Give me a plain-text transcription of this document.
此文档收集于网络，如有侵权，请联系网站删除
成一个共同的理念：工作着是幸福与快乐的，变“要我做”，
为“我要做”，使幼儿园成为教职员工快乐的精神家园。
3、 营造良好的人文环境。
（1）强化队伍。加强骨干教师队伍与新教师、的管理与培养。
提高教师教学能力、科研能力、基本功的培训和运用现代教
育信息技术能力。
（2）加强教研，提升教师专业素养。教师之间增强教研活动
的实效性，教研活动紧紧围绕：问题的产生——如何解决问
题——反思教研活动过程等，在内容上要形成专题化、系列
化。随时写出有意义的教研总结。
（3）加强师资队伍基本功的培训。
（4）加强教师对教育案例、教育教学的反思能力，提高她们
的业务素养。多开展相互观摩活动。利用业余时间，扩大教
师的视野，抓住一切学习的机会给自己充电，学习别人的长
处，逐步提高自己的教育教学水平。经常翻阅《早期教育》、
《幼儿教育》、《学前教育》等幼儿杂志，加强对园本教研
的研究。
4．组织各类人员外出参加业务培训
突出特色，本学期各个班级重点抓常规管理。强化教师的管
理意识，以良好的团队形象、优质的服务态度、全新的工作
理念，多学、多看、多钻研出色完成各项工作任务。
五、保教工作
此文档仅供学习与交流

# # #

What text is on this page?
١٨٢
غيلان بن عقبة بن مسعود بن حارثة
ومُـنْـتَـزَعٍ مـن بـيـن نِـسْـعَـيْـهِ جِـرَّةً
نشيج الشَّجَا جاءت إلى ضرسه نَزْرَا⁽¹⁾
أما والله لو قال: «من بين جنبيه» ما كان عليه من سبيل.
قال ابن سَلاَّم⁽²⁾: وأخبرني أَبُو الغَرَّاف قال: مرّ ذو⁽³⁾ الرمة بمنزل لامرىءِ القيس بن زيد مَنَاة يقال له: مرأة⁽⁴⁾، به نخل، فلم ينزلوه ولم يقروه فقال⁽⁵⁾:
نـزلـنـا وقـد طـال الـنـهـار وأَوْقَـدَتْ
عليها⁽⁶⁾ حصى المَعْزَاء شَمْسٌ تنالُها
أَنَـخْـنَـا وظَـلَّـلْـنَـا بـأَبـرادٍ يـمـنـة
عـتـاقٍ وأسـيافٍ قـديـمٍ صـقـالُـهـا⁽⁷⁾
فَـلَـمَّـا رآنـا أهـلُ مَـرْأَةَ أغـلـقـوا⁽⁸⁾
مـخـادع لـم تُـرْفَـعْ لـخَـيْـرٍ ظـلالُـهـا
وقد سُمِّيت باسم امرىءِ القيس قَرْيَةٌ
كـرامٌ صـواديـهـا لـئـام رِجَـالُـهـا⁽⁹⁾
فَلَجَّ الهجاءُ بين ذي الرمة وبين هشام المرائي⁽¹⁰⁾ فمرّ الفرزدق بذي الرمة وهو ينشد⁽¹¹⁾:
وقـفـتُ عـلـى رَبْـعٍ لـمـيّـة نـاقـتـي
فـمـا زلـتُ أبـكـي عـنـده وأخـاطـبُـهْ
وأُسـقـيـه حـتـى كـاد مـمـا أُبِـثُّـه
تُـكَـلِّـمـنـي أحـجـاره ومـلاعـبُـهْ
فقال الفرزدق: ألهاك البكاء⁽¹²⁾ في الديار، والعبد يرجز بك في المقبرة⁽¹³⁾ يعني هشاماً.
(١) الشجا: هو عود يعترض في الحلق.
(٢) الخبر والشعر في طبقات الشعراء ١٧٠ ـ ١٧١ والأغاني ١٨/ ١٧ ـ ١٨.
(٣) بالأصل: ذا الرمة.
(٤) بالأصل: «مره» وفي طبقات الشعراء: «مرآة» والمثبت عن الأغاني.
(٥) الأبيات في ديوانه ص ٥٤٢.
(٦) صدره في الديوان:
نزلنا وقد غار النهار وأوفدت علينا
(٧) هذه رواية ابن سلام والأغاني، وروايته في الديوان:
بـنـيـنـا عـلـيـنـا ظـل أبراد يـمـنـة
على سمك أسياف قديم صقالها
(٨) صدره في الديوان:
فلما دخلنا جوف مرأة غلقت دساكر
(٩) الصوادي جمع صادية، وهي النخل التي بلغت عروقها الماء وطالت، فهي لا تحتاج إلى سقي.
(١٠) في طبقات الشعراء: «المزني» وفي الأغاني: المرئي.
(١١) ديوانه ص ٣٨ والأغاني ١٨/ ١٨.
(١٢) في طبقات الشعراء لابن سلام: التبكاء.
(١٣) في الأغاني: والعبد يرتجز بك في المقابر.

# # #

## What is being asked
Where a line above holds the string "القيس", show that line.

## Answer to the problem
قال ابن سَلاَّم⁽²⁾: وأخبرني أَبُو الغَرَّاف قال: مرّ ذو⁽³⁾ الرمة بمنزل لامرىءِ القيس بن زيد مَنَاة يقال له: مرأة⁽⁴⁾، به نخل، فلم ينزلوه ولم يقروه فقال⁽⁵⁾:
وقد سُمِّيت باسم امرىءِ القيس قَرْيَةٌ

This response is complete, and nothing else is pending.